* _REQUEST_
Please count the lines below that contain the word "subplots", and reply with that number alone.

---------- ENTRIES SUPPLIED ----------

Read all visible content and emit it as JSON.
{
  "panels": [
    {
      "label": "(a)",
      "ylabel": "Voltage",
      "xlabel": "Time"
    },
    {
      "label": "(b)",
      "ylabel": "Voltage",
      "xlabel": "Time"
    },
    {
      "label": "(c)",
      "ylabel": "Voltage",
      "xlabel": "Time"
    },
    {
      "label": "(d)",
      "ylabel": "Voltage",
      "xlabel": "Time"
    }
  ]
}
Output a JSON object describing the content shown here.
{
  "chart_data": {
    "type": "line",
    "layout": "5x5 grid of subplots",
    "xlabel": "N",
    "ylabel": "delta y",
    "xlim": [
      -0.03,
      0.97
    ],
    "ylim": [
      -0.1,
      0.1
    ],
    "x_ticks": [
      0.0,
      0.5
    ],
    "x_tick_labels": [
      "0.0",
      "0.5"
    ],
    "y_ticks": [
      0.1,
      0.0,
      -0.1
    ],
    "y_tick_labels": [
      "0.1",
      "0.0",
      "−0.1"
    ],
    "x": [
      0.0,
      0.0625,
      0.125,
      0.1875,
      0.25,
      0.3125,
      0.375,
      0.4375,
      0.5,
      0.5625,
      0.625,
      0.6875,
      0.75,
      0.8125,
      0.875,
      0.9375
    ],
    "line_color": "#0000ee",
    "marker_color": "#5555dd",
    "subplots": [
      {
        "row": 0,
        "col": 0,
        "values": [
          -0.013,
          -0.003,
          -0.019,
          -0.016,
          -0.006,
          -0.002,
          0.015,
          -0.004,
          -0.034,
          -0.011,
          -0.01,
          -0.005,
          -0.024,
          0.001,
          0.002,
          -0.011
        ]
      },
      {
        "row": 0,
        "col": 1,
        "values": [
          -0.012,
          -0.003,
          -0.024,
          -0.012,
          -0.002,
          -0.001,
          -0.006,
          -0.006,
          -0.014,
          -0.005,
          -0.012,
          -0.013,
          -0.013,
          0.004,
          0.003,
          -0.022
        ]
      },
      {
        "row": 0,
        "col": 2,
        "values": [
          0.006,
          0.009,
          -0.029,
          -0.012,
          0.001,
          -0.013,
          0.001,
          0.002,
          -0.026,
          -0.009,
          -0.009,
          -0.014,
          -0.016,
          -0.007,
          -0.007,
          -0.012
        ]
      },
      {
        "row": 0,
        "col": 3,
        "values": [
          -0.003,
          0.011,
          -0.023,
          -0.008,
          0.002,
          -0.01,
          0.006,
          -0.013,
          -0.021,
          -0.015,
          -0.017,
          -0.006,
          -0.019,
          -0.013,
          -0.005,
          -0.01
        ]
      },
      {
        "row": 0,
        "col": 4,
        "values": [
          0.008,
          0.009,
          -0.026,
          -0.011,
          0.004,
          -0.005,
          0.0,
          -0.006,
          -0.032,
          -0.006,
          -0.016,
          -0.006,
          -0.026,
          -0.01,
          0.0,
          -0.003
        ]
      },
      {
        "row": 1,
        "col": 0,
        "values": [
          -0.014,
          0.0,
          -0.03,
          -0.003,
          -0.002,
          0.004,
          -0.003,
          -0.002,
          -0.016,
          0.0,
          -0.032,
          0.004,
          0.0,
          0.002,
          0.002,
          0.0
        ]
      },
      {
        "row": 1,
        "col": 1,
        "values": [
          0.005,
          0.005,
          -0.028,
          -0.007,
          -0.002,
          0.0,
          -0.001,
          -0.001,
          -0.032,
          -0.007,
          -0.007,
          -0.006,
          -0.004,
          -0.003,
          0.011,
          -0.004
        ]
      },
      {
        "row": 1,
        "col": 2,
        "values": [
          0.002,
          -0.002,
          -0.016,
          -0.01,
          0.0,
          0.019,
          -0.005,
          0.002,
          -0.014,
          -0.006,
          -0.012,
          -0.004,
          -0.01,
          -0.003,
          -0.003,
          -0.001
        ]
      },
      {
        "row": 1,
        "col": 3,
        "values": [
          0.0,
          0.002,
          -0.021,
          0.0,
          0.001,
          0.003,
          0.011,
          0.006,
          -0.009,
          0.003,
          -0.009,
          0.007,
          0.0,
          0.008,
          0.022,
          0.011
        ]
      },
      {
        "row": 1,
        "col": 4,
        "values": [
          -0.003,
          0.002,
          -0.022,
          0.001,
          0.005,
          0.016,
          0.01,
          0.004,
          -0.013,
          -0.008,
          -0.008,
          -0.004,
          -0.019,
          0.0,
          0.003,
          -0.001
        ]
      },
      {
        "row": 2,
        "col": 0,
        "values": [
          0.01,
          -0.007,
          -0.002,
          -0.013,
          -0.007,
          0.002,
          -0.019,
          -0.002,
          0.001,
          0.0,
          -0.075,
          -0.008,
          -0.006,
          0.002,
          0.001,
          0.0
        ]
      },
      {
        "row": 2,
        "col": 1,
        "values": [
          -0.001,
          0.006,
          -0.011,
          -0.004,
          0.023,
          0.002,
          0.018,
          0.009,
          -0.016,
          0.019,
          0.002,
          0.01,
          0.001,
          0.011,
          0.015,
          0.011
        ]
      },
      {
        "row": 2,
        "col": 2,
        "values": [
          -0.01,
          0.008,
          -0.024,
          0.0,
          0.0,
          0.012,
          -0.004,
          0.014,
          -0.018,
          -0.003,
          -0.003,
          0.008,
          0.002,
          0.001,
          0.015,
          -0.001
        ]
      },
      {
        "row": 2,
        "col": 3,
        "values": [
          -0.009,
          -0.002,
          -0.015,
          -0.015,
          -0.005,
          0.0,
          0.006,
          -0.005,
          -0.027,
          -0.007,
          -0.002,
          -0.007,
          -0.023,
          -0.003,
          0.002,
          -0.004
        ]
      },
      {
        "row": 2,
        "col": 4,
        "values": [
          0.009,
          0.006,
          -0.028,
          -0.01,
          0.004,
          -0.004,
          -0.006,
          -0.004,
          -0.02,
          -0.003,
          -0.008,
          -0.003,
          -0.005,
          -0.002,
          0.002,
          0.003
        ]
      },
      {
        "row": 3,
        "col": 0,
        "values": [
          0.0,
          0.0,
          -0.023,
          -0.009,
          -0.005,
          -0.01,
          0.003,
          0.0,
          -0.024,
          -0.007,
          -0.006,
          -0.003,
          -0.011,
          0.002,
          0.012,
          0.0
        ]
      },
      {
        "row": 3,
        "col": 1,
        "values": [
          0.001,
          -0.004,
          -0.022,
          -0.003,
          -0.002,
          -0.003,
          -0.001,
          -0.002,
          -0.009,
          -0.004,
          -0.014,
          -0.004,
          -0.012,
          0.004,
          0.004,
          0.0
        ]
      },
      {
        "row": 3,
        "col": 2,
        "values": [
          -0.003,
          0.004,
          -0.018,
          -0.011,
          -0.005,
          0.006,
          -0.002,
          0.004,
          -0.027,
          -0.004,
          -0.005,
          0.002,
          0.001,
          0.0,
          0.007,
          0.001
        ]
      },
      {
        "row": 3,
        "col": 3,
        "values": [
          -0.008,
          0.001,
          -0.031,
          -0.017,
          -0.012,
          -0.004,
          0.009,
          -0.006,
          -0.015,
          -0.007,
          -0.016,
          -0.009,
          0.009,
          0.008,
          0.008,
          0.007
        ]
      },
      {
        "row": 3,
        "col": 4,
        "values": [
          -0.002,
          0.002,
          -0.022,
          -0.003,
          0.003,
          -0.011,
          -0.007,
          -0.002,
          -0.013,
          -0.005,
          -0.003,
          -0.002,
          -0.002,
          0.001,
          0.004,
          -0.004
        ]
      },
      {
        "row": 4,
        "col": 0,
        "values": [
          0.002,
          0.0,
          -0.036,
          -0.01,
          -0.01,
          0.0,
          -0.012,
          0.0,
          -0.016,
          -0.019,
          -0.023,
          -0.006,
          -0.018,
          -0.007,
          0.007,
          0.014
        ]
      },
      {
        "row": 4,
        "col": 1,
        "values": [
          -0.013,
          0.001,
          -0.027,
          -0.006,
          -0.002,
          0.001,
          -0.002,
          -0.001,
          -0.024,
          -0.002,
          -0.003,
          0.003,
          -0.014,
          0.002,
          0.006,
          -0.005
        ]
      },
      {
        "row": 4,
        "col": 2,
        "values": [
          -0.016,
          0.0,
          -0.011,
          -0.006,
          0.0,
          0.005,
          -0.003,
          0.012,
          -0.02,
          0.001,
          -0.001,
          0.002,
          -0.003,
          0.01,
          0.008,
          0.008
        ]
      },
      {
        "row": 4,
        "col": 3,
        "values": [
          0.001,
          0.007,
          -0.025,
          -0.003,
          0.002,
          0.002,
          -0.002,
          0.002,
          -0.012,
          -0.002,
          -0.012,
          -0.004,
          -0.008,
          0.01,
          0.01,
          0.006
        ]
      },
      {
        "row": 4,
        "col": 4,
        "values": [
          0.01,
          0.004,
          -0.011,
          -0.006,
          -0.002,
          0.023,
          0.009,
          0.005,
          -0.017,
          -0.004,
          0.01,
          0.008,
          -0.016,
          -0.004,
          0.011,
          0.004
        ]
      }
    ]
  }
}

----------

* _COMPLETED TASK_
2